RECORDS FOR PROCESSING:
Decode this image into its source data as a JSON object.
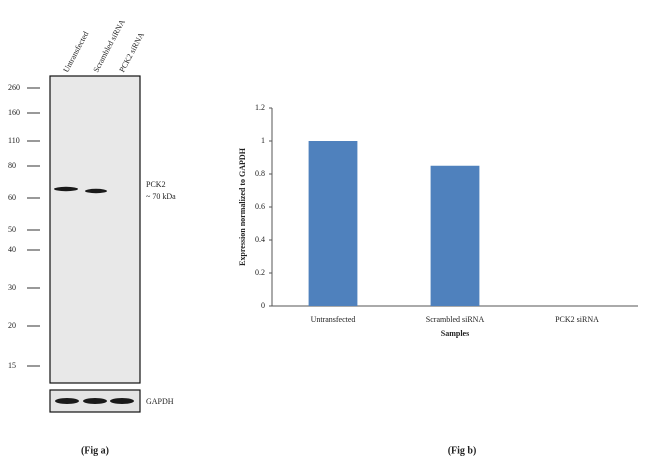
{
  "blot": {
    "lanes": [
      "Untransfected",
      "Scrambled siRNA",
      "PCK2 siRNA"
    ],
    "markers": [
      260,
      160,
      110,
      80,
      60,
      50,
      40,
      30,
      20,
      15
    ],
    "band_label": "PCK2",
    "band_size": "~ 70 kDa",
    "loading_control": "GAPDH",
    "caption": "(Fig a)"
  },
  "chart_data": {
    "type": "bar",
    "categories": [
      "Untransfected",
      "Scrambled siRNA",
      "PCK2 siRNA"
    ],
    "values": [
      1,
      0.85,
      0
    ],
    "color": "#4f81bd",
    "x_label": "Samples",
    "y_label": "Expression normalized to GAPDH",
    "ylim": [
      0,
      1.2
    ],
    "yticks": [
      0,
      0.2,
      0.4,
      0.6,
      0.8,
      1,
      1.2
    ],
    "grid": false,
    "caption": "(Fig b)"
  }
}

INSTRUCTIONS FOR THE TASK: Copy every record above exactly, leaving out the pictures.

RESULT FOR THIS TASK:
Decode this image into its source data as a JSON object.
{
  "blot": {
    "lanes": [
      "Untransfected",
      "Scrambled siRNA",
      "PCK2 siRNA"
    ],
    "markers": [
      260,
      160,
      110,
      80,
      60,
      50,
      40,
      30,
      20,
      15
    ],
    "band_label": "PCK2",
    "band_size": "~ 70 kDa",
    "loading_control": "GAPDH",
    "caption": "(Fig a)"
  },
  "chart_data": {
    "type": "bar",
    "categories": [
      "Untransfected",
      "Scrambled siRNA",
      "PCK2 siRNA"
    ],
    "values": [
      1,
      0.85,
      0
    ],
    "color": "#4f81bd",
    "x_label": "Samples",
    "y_label": "Expression normalized to GAPDH",
    "ylim": [
      0,
      1.2
    ],
    "yticks": [
      0,
      0.2,
      0.4,
      0.6,
      0.8,
      1,
      1.2
    ],
    "grid": false,
    "caption": "(Fig b)"
  }
}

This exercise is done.